PAGE TEXT:
# Snowlines



## Mookistar (Feb 5, 2004)

In light of the current forecast, can we have pictures of your cars in the snow please!

mook


----------



## Major_Sarcasm (Jul 28, 2004)

No snow here. Gutted.


----------



## blue32 (Jan 3, 2007)

not had any snow here yet really (midlands) and i think the forecast gave it quite bad here


----------



## Robbie 733 (Feb 25, 2005)

It's not snowing inside my garage either .....


----------



## jamie gts t (Apr 22, 2007)

is it snowing anywhere?


----------



## monkey_rings (Jan 4, 2006)

I think the weather men got it wrong again.


----------



## matty32 (Dec 18, 2005)

theres a hurricane on its way too ............


----------



## andyneed4speed (Sep 2, 2005)

SHORT TASK 1: In the listing, copy out word for word every line from the one with "value-cell: 58.7 <box>843 242 976 255</box>" to the one with "group-rule <box>545 382 976 384</box>", including both of those lines.
The forum thread and the listing that comes after it were taken from unrelated sources.

RECORDS TO PROCESS:
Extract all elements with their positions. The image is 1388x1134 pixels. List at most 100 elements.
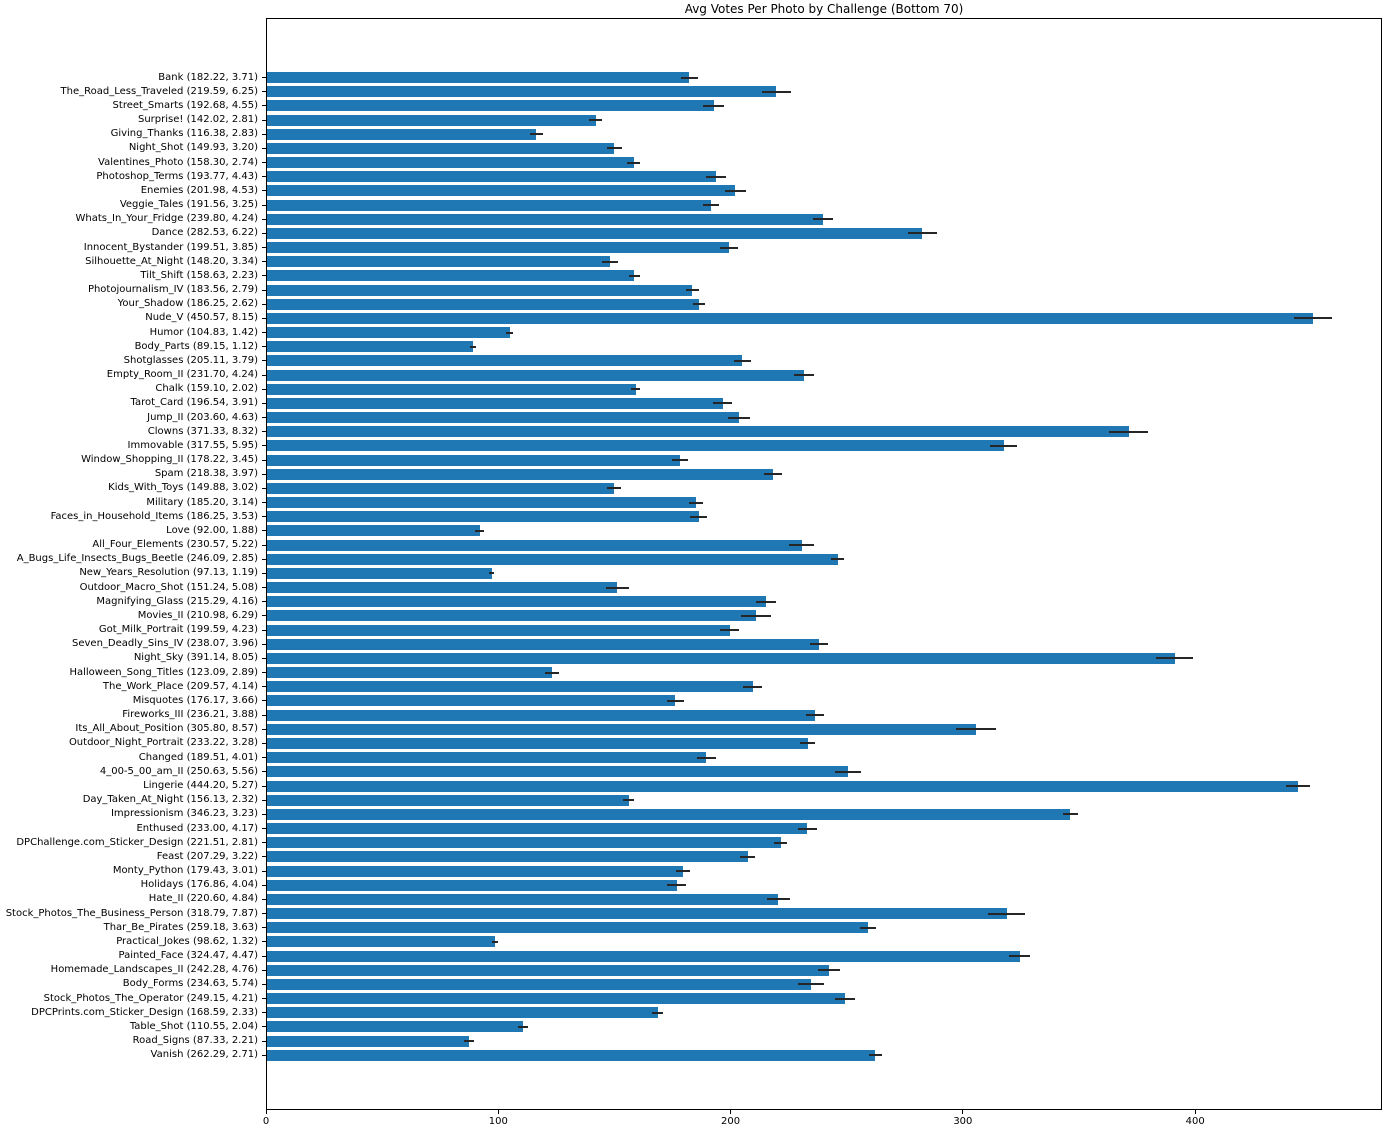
bar (267, 652, 1175, 664)
error-bar (671, 459, 688, 462)
error-bar (685, 289, 699, 292)
y-axis-label: Chalk (159.10, 2.02) (155, 383, 258, 395)
bar (267, 412, 739, 424)
error-bar (675, 870, 690, 873)
y-axis-label: Vanish (262.29, 2.71) (150, 1049, 258, 1061)
y-axis-label: Stock_Photos_The_Business_Person (318.79… (5, 907, 258, 919)
error-bar (720, 246, 739, 249)
y-axis-label: Changed (189.51, 4.01) (138, 751, 258, 763)
error-bar (680, 76, 698, 79)
bar (267, 171, 717, 183)
y-axis-label: Outdoor_Night_Portrait (233.22, 3.28) (68, 737, 258, 749)
y-tick (262, 842, 266, 844)
y-tick (262, 431, 266, 433)
bar (267, 964, 829, 976)
error-bar (724, 189, 746, 192)
bar (267, 567, 492, 579)
error-bar (809, 643, 829, 646)
y-tick (262, 204, 266, 206)
error-bar (463, 1040, 474, 1043)
bar (267, 681, 753, 693)
y-tick (262, 813, 266, 815)
y-axis-label: The_Work_Place (209.57, 4.14) (102, 680, 258, 692)
bar (267, 383, 636, 395)
x-tick (497, 1110, 499, 1114)
y-tick (262, 983, 266, 985)
y-tick (262, 1026, 266, 1028)
y-axis-label: Veggie_Tales (191.56, 3.25) (119, 199, 258, 211)
y-axis-label: Jump_II (203.60, 4.63) (147, 411, 258, 423)
y-tick (262, 459, 266, 461)
error-bar (630, 388, 641, 391)
bar (267, 723, 977, 735)
y-axis-label: Homemade_Landscapes_II (242.28, 4.76) (50, 964, 258, 976)
error-bar (859, 926, 877, 929)
y-axis-label: Bank (182.22, 3.71) (158, 71, 258, 83)
y-axis-label: Spam (218.38, 3.97) (154, 468, 258, 480)
y-tick (262, 303, 266, 305)
error-bar (719, 629, 740, 632)
y-tick (262, 147, 266, 149)
error-bar (835, 770, 862, 773)
error-bar (767, 898, 790, 901)
error-bar (1293, 317, 1332, 320)
y-tick (262, 176, 266, 178)
error-bar (733, 359, 752, 362)
bar (267, 114, 596, 126)
y-tick (262, 289, 266, 291)
y-axis-label: Kids_With_Toys (149.88, 3.02) (108, 482, 258, 494)
bar (267, 497, 697, 509)
bar (267, 426, 1129, 438)
bar (267, 369, 805, 381)
bar (267, 553, 838, 565)
error-bar (1285, 785, 1311, 787)
y-tick (262, 913, 266, 915)
y-tick (262, 190, 266, 192)
error-bar (529, 133, 543, 136)
bar (267, 1035, 469, 1047)
bar (267, 950, 1020, 962)
y-tick (262, 941, 266, 943)
y-axis-label: Misquotes (176.17, 3.66) (132, 694, 258, 706)
bar (267, 1021, 523, 1033)
y-tick (262, 742, 266, 744)
bar (267, 298, 699, 310)
y-tick (262, 218, 266, 220)
x-tick (730, 1110, 732, 1114)
error-bar (756, 600, 776, 603)
y-tick (262, 346, 266, 348)
bar (267, 936, 496, 948)
y-axis-label: Impressionism (346.23, 3.23) (110, 808, 258, 820)
y-tick (262, 601, 266, 603)
bar (267, 794, 629, 806)
error-bar (713, 402, 732, 405)
y-axis-label: Love (92.00, 1.88) (166, 524, 258, 536)
y-tick (262, 261, 266, 263)
bar (267, 624, 730, 636)
y-axis-label: Day_Taken_At_Night (156.13, 2.32) (82, 794, 258, 806)
error-bar (813, 218, 833, 221)
y-tick (262, 473, 266, 475)
y-tick (262, 445, 266, 447)
y-tick (262, 402, 266, 404)
bar (267, 993, 845, 1005)
bar (267, 199, 711, 211)
y-axis-label: New_Years_Resolution (97.13, 1.19) (79, 567, 258, 579)
bar (267, 539, 802, 551)
y-axis-label: Outdoor_Macro_Shot (151.24, 5.08) (79, 581, 258, 593)
y-axis-label: Military (185.20, 3.14) (146, 496, 258, 508)
y-tick (262, 317, 266, 319)
bar (267, 766, 849, 778)
y-axis-label: The_Road_Less_Traveled (219.59, 6.25) (60, 85, 258, 97)
y-tick (262, 884, 266, 886)
y-tick (262, 615, 266, 617)
y-axis-label: Painted_Face (324.47, 4.47) (118, 950, 258, 962)
y-axis-label: Surprise! (142.02, 2.81) (138, 114, 258, 125)
error-bar (605, 586, 630, 589)
error-bar (831, 558, 845, 561)
error-bar (470, 345, 476, 348)
y-axis-label: Body_Forms (234.63, 5.74) (122, 978, 258, 990)
y-tick (262, 247, 266, 249)
y-axis-label: Your_Shadow (186.25, 2.62) (117, 298, 258, 310)
error-bar (623, 799, 635, 802)
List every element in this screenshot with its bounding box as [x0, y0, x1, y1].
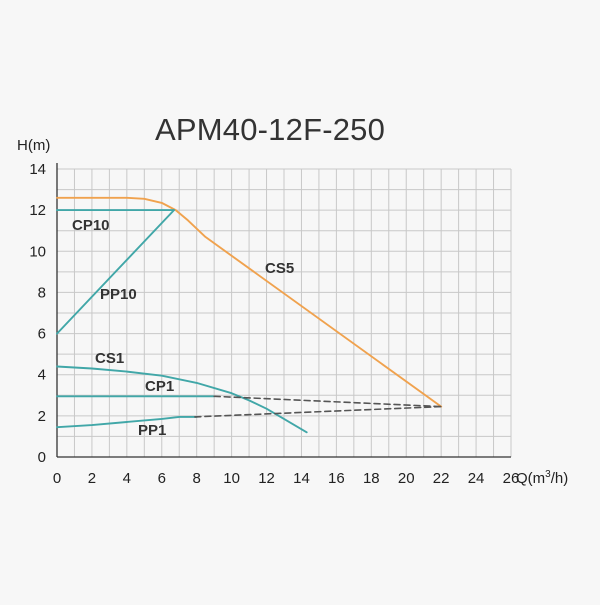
x-axis-label-sup: 3 [545, 469, 551, 480]
x-tick-label: 0 [53, 470, 61, 487]
x-tick-label: 22 [433, 470, 450, 487]
grid [56, 168, 512, 458]
series-label-cs5: CS5 [265, 260, 294, 277]
x-tick-label: 8 [193, 470, 201, 487]
x-axis-label-suffix: /h) [551, 470, 569, 487]
y-tick-label: 2 [38, 408, 46, 425]
x-tick-label: 18 [363, 470, 380, 487]
series-layer [56, 196, 443, 434]
x-tick-label: 26 [503, 470, 520, 487]
series-label-pp1: PP1 [138, 422, 166, 439]
x-tick-label: 12 [258, 470, 275, 487]
series-label-cs1: CS1 [95, 350, 124, 367]
y-tick-label: 6 [38, 326, 46, 343]
x-tick-label: 10 [223, 470, 240, 487]
dashed-connector-line [194, 405, 443, 418]
series-label-cp10: CP10 [72, 217, 110, 234]
x-axis-label-prefix: Q(m [516, 470, 545, 487]
y-axis-label: H(m) [17, 137, 50, 154]
x-axis-label: Q(m3/h) [516, 469, 568, 487]
series-label-pp10: PP10 [100, 286, 137, 303]
y-tick-label: 4 [38, 367, 46, 384]
x-tick-label: 6 [158, 470, 166, 487]
y-tick-label: 8 [38, 284, 46, 301]
series-line-cs5 [56, 196, 443, 408]
y-tick-label: 10 [29, 243, 46, 260]
y-tick-label: 14 [29, 161, 46, 178]
chart-title: APM40-12F-250 [155, 112, 386, 147]
x-tick-label: 16 [328, 470, 345, 487]
x-tick-label: 14 [293, 470, 310, 487]
x-tick-label: 24 [468, 470, 485, 487]
x-tick-label: 20 [398, 470, 415, 487]
x-tick-label: 2 [88, 470, 96, 487]
series-line-pp1 [56, 415, 198, 429]
series-label-cp1: CP1 [145, 378, 174, 395]
series-labels: CS5 CP10 PP10 CS1 CP1 PP1 [72, 217, 294, 439]
dashed-connector-line [213, 395, 443, 408]
y-tick-label: 12 [29, 202, 46, 219]
y-tick-label: 0 [38, 449, 46, 466]
x-tick-label: 4 [123, 470, 131, 487]
series-line-pp10 [56, 209, 175, 335]
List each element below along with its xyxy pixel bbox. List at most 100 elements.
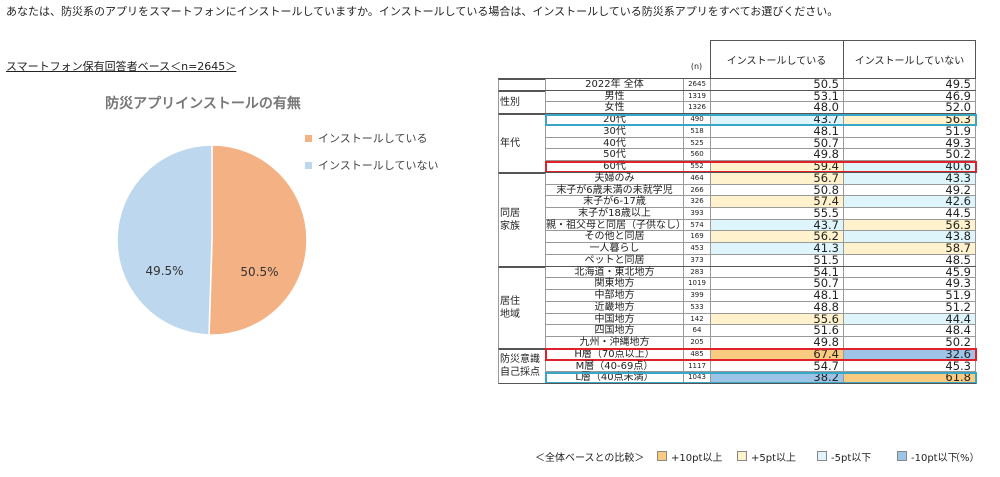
value-cell: 58.7 <box>843 242 976 255</box>
group-label: 居住 <box>500 295 520 307</box>
question: あなたは、防災系のアプリをスマートフォンにインストールしていますか。インストール… <box>6 5 839 18</box>
row-label: 四国地方 <box>545 325 683 338</box>
value-cell: 43.8 <box>843 231 976 244</box>
pie-slice <box>208 144 308 336</box>
value-cell: 51.2 <box>843 301 976 314</box>
n-cell: 393 <box>683 208 710 220</box>
group-cell <box>498 172 545 267</box>
value-cell: 43.7 <box>710 219 843 232</box>
column-header: インストールしていない <box>854 56 965 67</box>
legend-swatch <box>305 135 312 142</box>
group-label: 自己採点 <box>500 367 540 379</box>
row-label: 中部地方 <box>545 290 683 302</box>
value-cell: 49.3 <box>843 278 976 291</box>
group-cell <box>498 90 545 115</box>
value-cell: 49.2 <box>843 184 976 197</box>
value-cell: 50.7 <box>710 137 843 150</box>
value-cell: 56.3 <box>843 219 976 232</box>
value-cell: 54.1 <box>710 266 843 279</box>
legend-swatch <box>897 451 907 461</box>
pie-slice <box>116 144 213 336</box>
n-cell: 1019 <box>683 278 710 291</box>
value-cell: 45.3 <box>843 360 976 373</box>
n-cell: 560 <box>683 149 710 162</box>
value-cell: 48.1 <box>710 289 843 302</box>
n-cell: 533 <box>683 301 710 314</box>
group-label: 性別 <box>500 96 520 108</box>
group-rule <box>545 265 976 267</box>
value-cell: 45.9 <box>843 266 976 279</box>
value-cell: 51.6 <box>710 325 843 338</box>
row-label: 30代 <box>545 125 683 138</box>
n-cell: 64 <box>683 325 710 338</box>
group-rule <box>545 382 976 384</box>
group-label: 同居 <box>500 207 520 219</box>
legend-swatch <box>305 162 312 169</box>
value-cell: 48.8 <box>710 301 843 314</box>
n-cell: 518 <box>683 125 710 138</box>
value-cell: 51.9 <box>843 125 976 138</box>
value-cell: 41.3 <box>710 242 843 255</box>
value-cell: 48.1 <box>710 125 843 138</box>
row-label: 末子が6-17歳 <box>545 196 683 209</box>
legend-label: -5pt以下 <box>831 453 872 464</box>
n-cell: 283 <box>683 266 710 279</box>
group-cell <box>498 114 545 173</box>
pie-chart: 防災アプリインストールの有無 50.5% インストールしている 49.5% インストー… <box>105 95 438 336</box>
group-cell <box>498 266 545 349</box>
row-label: 末子が18歳以上 <box>545 208 683 220</box>
group-rule <box>545 171 976 173</box>
chart-title: 防災アプリインストールの有無 <box>105 95 301 112</box>
legend-unit: （%） <box>950 453 980 464</box>
value-cell: 56.2 <box>710 231 843 244</box>
row-label: 北海道・東北地方 <box>545 266 683 279</box>
value-cell: 54.7 <box>710 360 843 373</box>
legend-label: +10pt以上 <box>671 453 723 464</box>
legend-label: -10pt以下 <box>911 453 958 464</box>
value-cell: 49.3 <box>843 137 976 150</box>
row-outline <box>545 348 977 361</box>
n-header: (n) <box>690 62 703 71</box>
row-label: 男性 <box>545 90 683 103</box>
value-cell: 57.4 <box>710 196 843 209</box>
group-label: 防災意識 <box>500 354 540 366</box>
value-cell: 51.9 <box>843 289 976 302</box>
row-label: 50代 <box>545 149 683 162</box>
n-cell: 399 <box>683 290 710 302</box>
row-label: M層（40-69点） <box>545 360 683 373</box>
row-label: その他と同居 <box>545 231 683 244</box>
row-label: 関東地方 <box>545 278 683 291</box>
value-cell: 50.8 <box>710 184 843 197</box>
base-label: スマートフォン保有回答者ベース＜n=2645＞ <box>6 60 237 73</box>
header-divider <box>843 40 844 79</box>
n-cell: 326 <box>683 196 710 209</box>
legend-swatch <box>737 451 747 461</box>
row-label: 40代 <box>545 137 683 150</box>
value-cell: 53.1 <box>710 90 843 103</box>
group-label: 地域 <box>500 308 520 320</box>
group-rule <box>545 89 976 91</box>
group-label: 家族 <box>500 220 520 232</box>
group-cell <box>498 348 545 384</box>
legend-label: +5pt以上 <box>751 453 797 464</box>
n-cell: 464 <box>683 172 710 185</box>
legend-swatch <box>817 451 827 461</box>
row-outline <box>545 113 977 127</box>
legend-label: インストールしている <box>318 132 427 145</box>
value-cell: 42.6 <box>843 196 976 209</box>
value-cell: 48.4 <box>843 325 976 338</box>
group-label: 年代 <box>500 138 520 149</box>
legend-label: インストールしていない <box>318 159 438 172</box>
n-cell: 525 <box>683 137 710 150</box>
legend-swatch <box>657 451 667 461</box>
group-cell <box>498 79 545 91</box>
value-cell: 44.5 <box>843 207 976 220</box>
value-cell: 55.6 <box>710 313 843 326</box>
value-cell: 43.3 <box>843 172 976 185</box>
row-label: 中国地方 <box>545 313 683 326</box>
slice-label: 50.5% <box>240 265 278 279</box>
row-label: 夫婦のみ <box>545 172 683 185</box>
n-cell: 169 <box>683 231 710 244</box>
n-cell: 453 <box>683 243 710 255</box>
row-label: 一人暮らし <box>545 243 683 255</box>
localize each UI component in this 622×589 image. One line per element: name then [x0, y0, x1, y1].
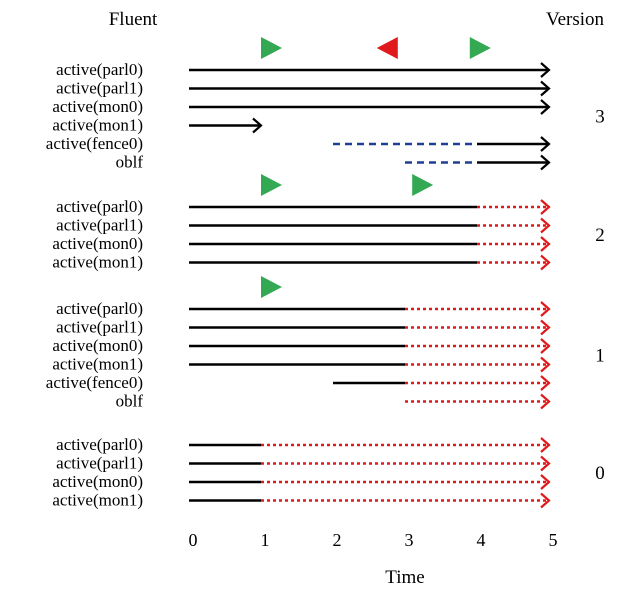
- interval-arrowhead: [540, 154, 551, 171]
- interval-arrowhead: [540, 301, 551, 317]
- time-tick-label: 2: [333, 530, 342, 550]
- interval-arrowhead: [540, 80, 551, 97]
- fluent-label: active(parl0): [56, 60, 143, 79]
- time-tick-label: 0: [189, 530, 198, 550]
- play-marker-v3-2: [469, 37, 491, 59]
- version-header: Version: [546, 9, 605, 30]
- fluent-label: active(parl1): [56, 216, 143, 235]
- time-tick-label: 1: [261, 530, 270, 550]
- version-group-3: active(parl0)active(parl1)active(mon0)ac…: [46, 37, 605, 172]
- interval-arrowhead: [540, 356, 551, 373]
- fluent-label: active(parl1): [56, 318, 143, 337]
- time-tick-label: 5: [549, 530, 558, 550]
- fluent-label: active(parl0): [56, 435, 143, 454]
- fluent-label: oblf: [116, 392, 144, 411]
- interval-arrowhead: [540, 217, 551, 234]
- fluent-label: active(mon0): [52, 97, 143, 116]
- fluent-label: active(parl1): [56, 79, 143, 98]
- fluent-label: active(parl1): [56, 454, 143, 473]
- play-marker-v1-0: [261, 276, 282, 298]
- time-axis: 0 1 2 3 4 5: [189, 530, 558, 550]
- interval-arrowhead: [540, 338, 551, 354]
- fluent-label: active(mon1): [52, 116, 143, 135]
- fluent-label: active(mon1): [52, 253, 143, 272]
- fluent-label: active(fence0): [46, 373, 143, 392]
- version-groups: active(parl0)active(parl1)active(mon0)ac…: [46, 37, 605, 510]
- interval-arrowhead: [540, 319, 551, 336]
- interval-arrowhead: [540, 99, 551, 115]
- interval-arrowhead: [540, 455, 551, 472]
- play-marker-v2-0: [261, 174, 282, 196]
- fluent-label: active(parl0): [56, 299, 143, 318]
- version-group-2: active(parl0)active(parl1)active(mon0)ac…: [52, 174, 605, 272]
- time-tick-label: 3: [405, 530, 414, 550]
- fluent-label: active(mon0): [52, 472, 143, 491]
- interval-arrowhead: [540, 393, 551, 410]
- interval-arrowhead: [540, 375, 551, 391]
- interval-arrowhead: [540, 136, 551, 152]
- fluent-label: active(fence0): [46, 134, 143, 153]
- fluent-label: active(mon0): [52, 234, 143, 253]
- play-marker-v2-1: [412, 174, 434, 196]
- time-tick-label: 4: [477, 530, 486, 550]
- interval-arrowhead: [540, 437, 551, 453]
- version-group-1: active(parl0)active(parl1)active(mon0)ac…: [46, 276, 605, 411]
- interval-arrowhead: [540, 236, 551, 252]
- fluent-label: active(mon0): [52, 336, 143, 355]
- version-number: 0: [595, 463, 605, 484]
- fluent-header: Fluent: [109, 9, 158, 30]
- play-marker-v3-0: [261, 37, 282, 59]
- interval-arrowhead: [540, 492, 551, 509]
- fluent-label: oblf: [116, 153, 144, 172]
- version-number: 2: [595, 225, 605, 246]
- time-axis-label: Time: [385, 567, 424, 588]
- rewind-marker-v3-1: [376, 37, 398, 59]
- fluent-label: active(mon1): [52, 491, 143, 510]
- interval-arrowhead: [540, 254, 551, 271]
- fluent-label: active(parl0): [56, 197, 143, 216]
- version-number: 1: [595, 345, 605, 366]
- fluent-label: active(mon1): [52, 355, 143, 374]
- interval-arrowhead: [540, 62, 551, 78]
- interval-arrowhead: [540, 474, 551, 490]
- interval-arrowhead: [540, 199, 551, 215]
- version-number: 3: [595, 106, 605, 127]
- version-group-0: active(parl0)active(parl1)active(mon0)ac…: [52, 435, 604, 510]
- interval-arrowhead: [252, 117, 263, 134]
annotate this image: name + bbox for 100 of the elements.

SHORT TASK 2: Write the next part of the snow forum thread, picking up where it stops.

EXPECTED OUTPUT 1:
value-cell: 58.7 <box>843 242 976 255</box>
group-label: 居住 <box>500 295 520 307</box>
question: あなたは、防災系のアプリをスマートフォンにインストールしていますか。インストール… <box>6 5 839 18</box>
row-label: 四国地方 <box>545 325 683 338</box>
value-cell: 43.8 <box>843 231 976 244</box>
pie-slice <box>208 144 308 336</box>
value-cell: 51.2 <box>843 301 976 314</box>
n-cell: 393 <box>683 208 710 220</box>
group-cell <box>498 172 545 267</box>
value-cell: 43.7 <box>710 219 843 232</box>
column-header: インストールしていない <box>854 56 965 67</box>
legend-swatch <box>305 135 312 142</box>
group-label: 自己採点 <box>500 367 540 379</box>
row-label: 中部地方 <box>545 290 683 302</box>
value-cell: 49.3 <box>843 278 976 291</box>
group-cell <box>498 90 545 115</box>
value-cell: 49.2 <box>843 184 976 197</box>
value-cell: 50.7 <box>710 137 843 150</box>
value-cell: 56.3 <box>843 219 976 232</box>
value-cell: 54.1 <box>710 266 843 279</box>
legend-swatch <box>897 451 907 461</box>
pie-slice <box>116 144 213 336</box>
n-cell: 1019 <box>683 278 710 291</box>
value-cell: 45.3 <box>843 360 976 373</box>
n-cell: 560 <box>683 149 710 162</box>
value-cell: 48.1 <box>710 289 843 302</box>
n-cell: 533 <box>683 301 710 314</box>
group-label: 性別 <box>500 96 520 108</box>
group-rule <box>545 265 976 267</box>
value-cell: 45.9 <box>843 266 976 279</box>
value-cell: 51.6 <box>710 325 843 338</box>
row-label: 30代 <box>545 125 683 138</box>
n-cell: 64 <box>683 325 710 338</box>
group-rule <box>545 382 976 384</box>

EXPECTED OUTPUT 2:
I had a "drizzle" of snow on my bonnet this morning (not enough to ski on) but gone by lunch


----------



## Madden (Nov 14, 2004)

It snowed here around 3-4 pm not much though


----------



## Fuggles (Jul 3, 2001)

I thought it's what Giles wanted to change the magazine name to! Phew!!!! :chuckle:


----------



## fxkelly (Feb 1, 2007)

Snowed here but hasn't stuck. But to start things off; a little bit of Snow from Last June! (Julier and San Bernardo Pass)


----------



## r33gtsman (Jun 29, 2001)

*Snow here*

We have plenty of snow over here in Sweden at the moment with a lot more forecast for the weekend :chuckle: 

Sadly my GT-R won't be coming of it's winter hibernation in the garage though, and, it's actually illegal to drive a Swedish registered car without winter tyres on this time of the year over here !

A few weeks ago we had around 25cm of snow that fell within a couple of days, it's amazing how everything works pretty much as normal with the snow we get over here, as coming from England, where 1 or 2 cm of snow is chaos, it does take some getting used to living here.

Shaun.


----------



## Day VG (Jun 23, 2004)

That snow was a myth. Got one or two last year though...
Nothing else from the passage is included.